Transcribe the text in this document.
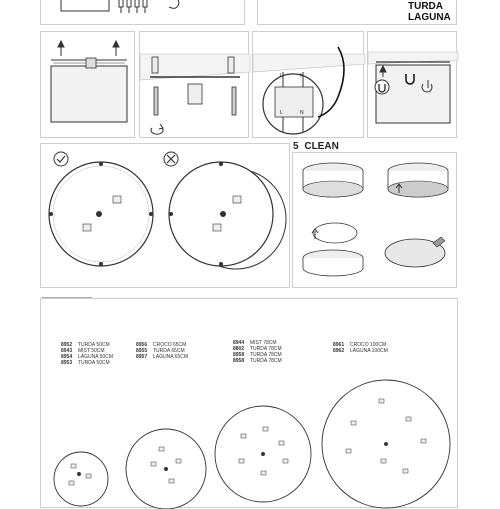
TURDA
LAGUNA
L	N
L	N
5 CLEAN
8952 TURDA 50CM
8943 MIST 50CM
8954 LAGUNA 50CM
8953 TURDA 50CM
8956 CROCO 65CM
8955 TURDA 65CM
8957 LAGUNA 65CM
8944 MIST 78CM
8802 TURDA 78CM
8958 TURDA 78CM
8958 TURDA 78CM
8961 CROCO 100CM
8962 LAGUNA 100CM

--

• **PROBLEM DETAILS**
Skip the pictures and transcribe the rest of the records exactly.

• **EXERCISE RESULT**
Transcribe the text in this document.
TURDA
LAGUNA
L	N
L	N
5 CLEAN
8952 TURDA 50CM
8943 MIST 50CM
8954 LAGUNA 50CM
8953 TURDA 50CM
8956 CROCO 65CM
8955 TURDA 65CM
8957 LAGUNA 65CM
8944 MIST 78CM
8802 TURDA 78CM
8958 TURDA 78CM
8958 TURDA 78CM
8961 CROCO 100CM
8962 LAGUNA 100CM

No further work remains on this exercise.